▸ **Data shown**
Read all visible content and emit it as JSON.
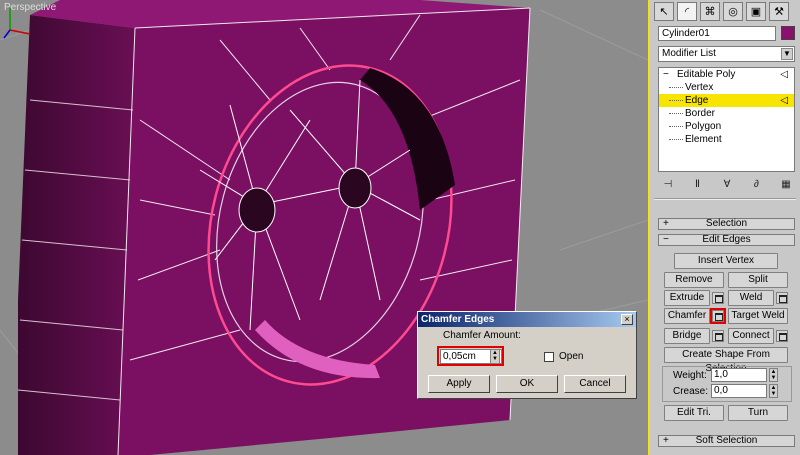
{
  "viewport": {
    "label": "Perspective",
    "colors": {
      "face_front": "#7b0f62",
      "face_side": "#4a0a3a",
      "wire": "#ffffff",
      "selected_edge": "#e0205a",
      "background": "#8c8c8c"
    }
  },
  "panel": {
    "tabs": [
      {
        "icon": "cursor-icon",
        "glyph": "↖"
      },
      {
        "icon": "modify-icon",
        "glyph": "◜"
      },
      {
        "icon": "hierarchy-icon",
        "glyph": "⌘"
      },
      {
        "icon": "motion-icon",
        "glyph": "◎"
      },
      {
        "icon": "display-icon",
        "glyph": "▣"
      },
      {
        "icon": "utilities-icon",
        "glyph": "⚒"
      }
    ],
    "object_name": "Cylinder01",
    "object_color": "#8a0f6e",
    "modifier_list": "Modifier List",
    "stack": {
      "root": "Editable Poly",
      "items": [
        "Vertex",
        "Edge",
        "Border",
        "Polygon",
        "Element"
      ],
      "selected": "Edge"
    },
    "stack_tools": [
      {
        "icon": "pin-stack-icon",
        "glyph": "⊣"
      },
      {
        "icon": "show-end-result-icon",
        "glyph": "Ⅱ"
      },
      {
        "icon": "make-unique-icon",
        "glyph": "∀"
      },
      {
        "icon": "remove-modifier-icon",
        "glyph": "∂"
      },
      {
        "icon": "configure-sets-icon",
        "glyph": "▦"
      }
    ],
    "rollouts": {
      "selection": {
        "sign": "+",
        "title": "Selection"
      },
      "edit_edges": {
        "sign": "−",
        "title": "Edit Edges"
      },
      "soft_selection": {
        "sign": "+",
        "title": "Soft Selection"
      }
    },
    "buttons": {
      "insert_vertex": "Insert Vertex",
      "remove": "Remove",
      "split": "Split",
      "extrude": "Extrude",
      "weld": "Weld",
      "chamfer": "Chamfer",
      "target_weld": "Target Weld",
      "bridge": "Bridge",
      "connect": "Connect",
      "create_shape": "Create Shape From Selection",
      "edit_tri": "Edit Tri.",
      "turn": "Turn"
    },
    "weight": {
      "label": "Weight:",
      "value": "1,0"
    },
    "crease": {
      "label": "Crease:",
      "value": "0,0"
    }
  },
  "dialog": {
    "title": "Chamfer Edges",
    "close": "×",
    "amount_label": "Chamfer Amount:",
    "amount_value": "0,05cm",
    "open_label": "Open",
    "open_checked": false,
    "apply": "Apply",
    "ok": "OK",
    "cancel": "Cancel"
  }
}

▸ **Exercise prompt**
Retype each entry precisely. Skip images entirely.

▸ **Task answer**
Read all visible content and emit it as JSON.
{
  "viewport": {
    "label": "Perspective",
    "colors": {
      "face_front": "#7b0f62",
      "face_side": "#4a0a3a",
      "wire": "#ffffff",
      "selected_edge": "#e0205a",
      "background": "#8c8c8c"
    }
  },
  "panel": {
    "tabs": [
      {
        "icon": "cursor-icon",
        "glyph": "↖"
      },
      {
        "icon": "modify-icon",
        "glyph": "◜"
      },
      {
        "icon": "hierarchy-icon",
        "glyph": "⌘"
      },
      {
        "icon": "motion-icon",
        "glyph": "◎"
      },
      {
        "icon": "display-icon",
        "glyph": "▣"
      },
      {
        "icon": "utilities-icon",
        "glyph": "⚒"
      }
    ],
    "object_name": "Cylinder01",
    "object_color": "#8a0f6e",
    "modifier_list": "Modifier List",
    "stack": {
      "root": "Editable Poly",
      "items": [
        "Vertex",
        "Edge",
        "Border",
        "Polygon",
        "Element"
      ],
      "selected": "Edge"
    },
    "stack_tools": [
      {
        "icon": "pin-stack-icon",
        "glyph": "⊣"
      },
      {
        "icon": "show-end-result-icon",
        "glyph": "Ⅱ"
      },
      {
        "icon": "make-unique-icon",
        "glyph": "∀"
      },
      {
        "icon": "remove-modifier-icon",
        "glyph": "∂"
      },
      {
        "icon": "configure-sets-icon",
        "glyph": "▦"
      }
    ],
    "rollouts": {
      "selection": {
        "sign": "+",
        "title": "Selection"
      },
      "edit_edges": {
        "sign": "−",
        "title": "Edit Edges"
      },
      "soft_selection": {
        "sign": "+",
        "title": "Soft Selection"
      }
    },
    "buttons": {
      "insert_vertex": "Insert Vertex",
      "remove": "Remove",
      "split": "Split",
      "extrude": "Extrude",
      "weld": "Weld",
      "chamfer": "Chamfer",
      "target_weld": "Target Weld",
      "bridge": "Bridge",
      "connect": "Connect",
      "create_shape": "Create Shape From Selection",
      "edit_tri": "Edit Tri.",
      "turn": "Turn"
    },
    "weight": {
      "label": "Weight:",
      "value": "1,0"
    },
    "crease": {
      "label": "Crease:",
      "value": "0,0"
    }
  },
  "dialog": {
    "title": "Chamfer Edges",
    "close": "×",
    "amount_label": "Chamfer Amount:",
    "amount_value": "0,05cm",
    "open_label": "Open",
    "open_checked": false,
    "apply": "Apply",
    "ok": "OK",
    "cancel": "Cancel"
  }
}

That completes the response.